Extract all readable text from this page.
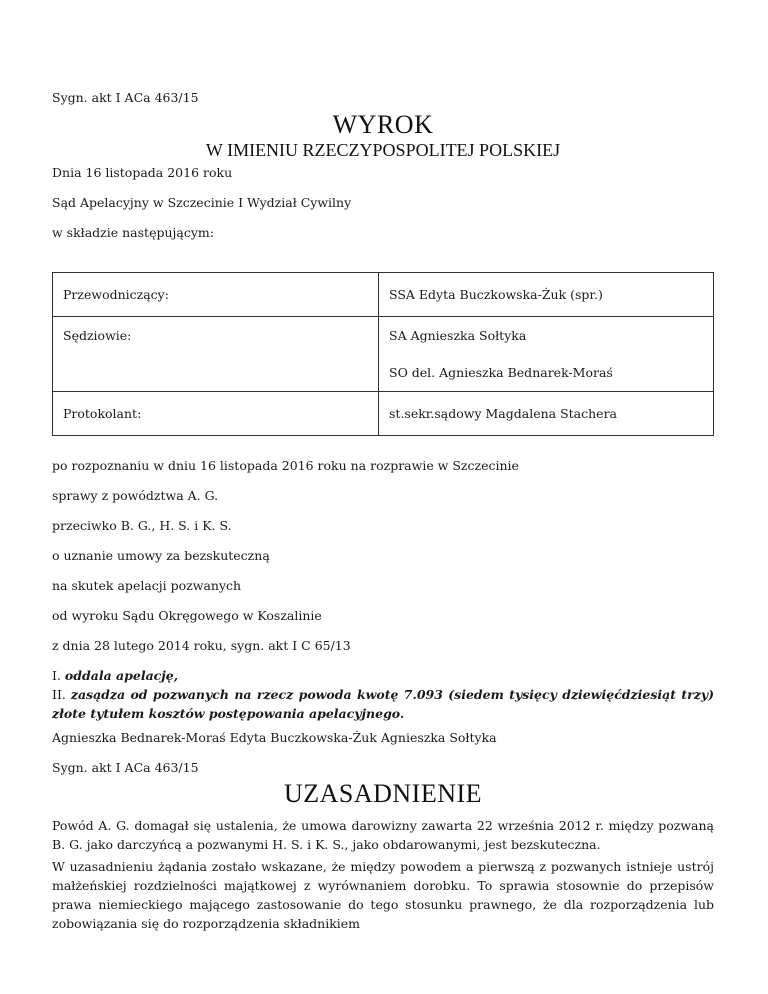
Sygn. akt I ACa 463/15
WYROK
W IMIENIU RZECZYPOSPOLITEJ POLSKIEJ
Dnia 16 listopada 2016 roku
Sąd Apelacyjny w Szczecinie I Wydział Cywilny
w składzie następującym:
Przewodniczący:	SSA Edyta Buczkowska-Żuk (spr.)

Sędziowie:	SA Agnieszka Sołtyka
SO del. Agnieszka Bednarek-Moraś

Protokolant:	st.sekr.sądowy Magdalena Stachera
po rozpoznaniu w dniu 16 listopada 2016 roku na rozprawie w Szczecinie
sprawy z powództwa A. G.
przeciwko B. G., H. S. i K. S.
o uznanie umowy za bezskuteczną
na skutek apelacji pozwanych
od wyroku Sądu Okręgowego w Koszalinie
z dnia 28 lutego 2014 roku, sygn. akt I C 65/13
I. oddala apelację,
II. zasądza od pozwanych na rzecz powoda kwotę 7.093 (siedem tysięcy dziewięćdziesiąt trzy) złote tytułem kosztów postępowania apelacyjnego.
Agnieszka Bednarek-Moraś Edyta Buczkowska-Żuk Agnieszka Sołtyka
Sygn. akt I ACa 463/15
UZASADNIENIE
Powód A. G. domagał się ustalenia, że umowa darowizny zawarta 22 września 2012 r. między pozwaną B. G. jako darczyńcą a pozwanymi H. S. i K. S., jako obdarowanymi, jest bezskuteczna.
W uzasadnieniu żądania zostało wskazane, że między powodem a pierwszą z pozwanych istnieje ustrój małżeńskiej rozdzielności majątkowej z wyrównaniem dorobku. To sprawia stosownie do przepisów prawa niemieckiego mającego zastosowanie do tego stosunku prawnego, że dla rozporządzenia lub zobowiązania się do rozporządzenia składnikiem
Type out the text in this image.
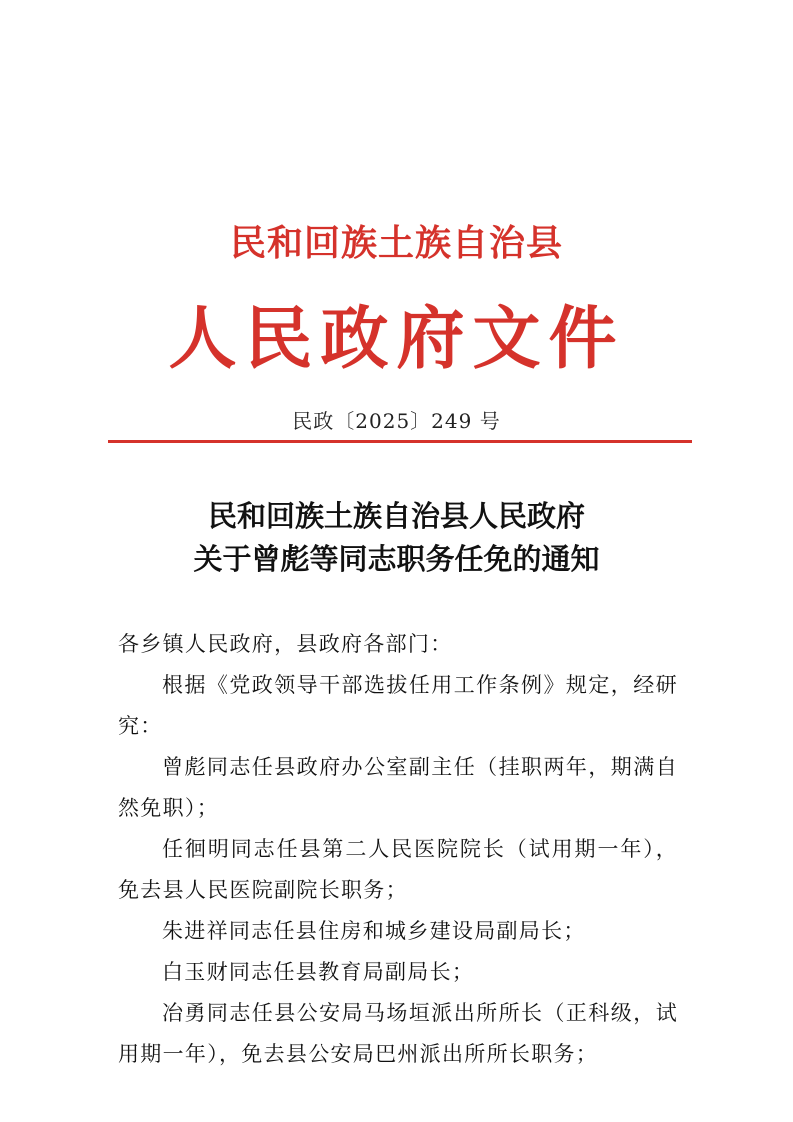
民和回族土族自治县
人民政府文件
民政〔2025〕249 号
民和回族土族自治县人民政府
关于曾彪等同志职务任免的通知

各乡镇人民政府，县政府各部门：

根据《党政领导干部选拔任用工作条例》规定，经研究：

曾彪同志任县政府办公室副主任（挂职两年，期满自然免职）；

任徊明同志任县第二人民医院院长（试用期一年），免去县人民医院副院长职务；

朱进祥同志任县住房和城乡建设局副局长；

白玉财同志任县教育局副局长；

冶勇同志任县公安局马场垣派出所所长（正科级，试用期一年），免去县公安局巴州派出所所长职务；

* * * *

Can the entries above be repeated exactly, without their pictures?

RESULT OF THE EXERCISE:
Extract all readable text from this page.
Sygn. akt I ACa 463/15
WYROK
W IMIENIU RZECZYPOSPOLITEJ POLSKIEJ
Dnia 16 listopada 2016 roku
Sąd Apelacyjny w Szczecinie I Wydział Cywilny
w składzie następującym:
Przewodniczący:	SSA Edyta Buczkowska-Żuk (spr.)

Sędziowie:	SA Agnieszka Sołtyka
SO del. Agnieszka Bednarek-Moraś

Protokolant:	st.sekr.sądowy Magdalena Stachera
po rozpoznaniu w dniu 16 listopada 2016 roku na rozprawie w Szczecinie
sprawy z powództwa A. G.
przeciwko B. G., H. S. i K. S.
o uznanie umowy za bezskuteczną
na skutek apelacji pozwanych
od wyroku Sądu Okręgowego w Koszalinie
z dnia 28 lutego 2014 roku, sygn. akt I C 65/13
I. oddala apelację,
II. zasądza od pozwanych na rzecz powoda kwotę 7.093 (siedem tysięcy dziewięćdziesiąt trzy) złote tytułem kosztów postępowania apelacyjnego.
Agnieszka Bednarek-Moraś Edyta Buczkowska-Żuk Agnieszka Sołtyka
Sygn. akt I ACa 463/15
UZASADNIENIE
Powód A. G. domagał się ustalenia, że umowa darowizny zawarta 22 września 2012 r. między pozwaną B. G. jako darczyńcą a pozwanymi H. S. i K. S., jako obdarowanymi, jest bezskuteczna.
W uzasadnieniu żądania zostało wskazane, że między powodem a pierwszą z pozwanych istnieje ustrój małżeńskiej rozdzielności majątkowej z wyrównaniem dorobku. To sprawia stosownie do przepisów prawa niemieckiego mającego zastosowanie do tego stosunku prawnego, że dla rozporządzenia lub zobowiązania się do rozporządzenia składnikiem
Type out the text in this image.
民和回族土族自治县
人民政府文件
民政〔2025〕249 号
民和回族土族自治县人民政府
关于曾彪等同志职务任免的通知

各乡镇人民政府，县政府各部门：

根据《党政领导干部选拔任用工作条例》规定，经研究：

曾彪同志任县政府办公室副主任（挂职两年，期满自然免职）；

任徊明同志任县第二人民医院院长（试用期一年），免去县人民医院副院长职务；

朱进祥同志任县住房和城乡建设局副局长；

白玉财同志任县教育局副局长；

冶勇同志任县公安局马场垣派出所所长（正科级，试用期一年），免去县公安局巴州派出所所长职务；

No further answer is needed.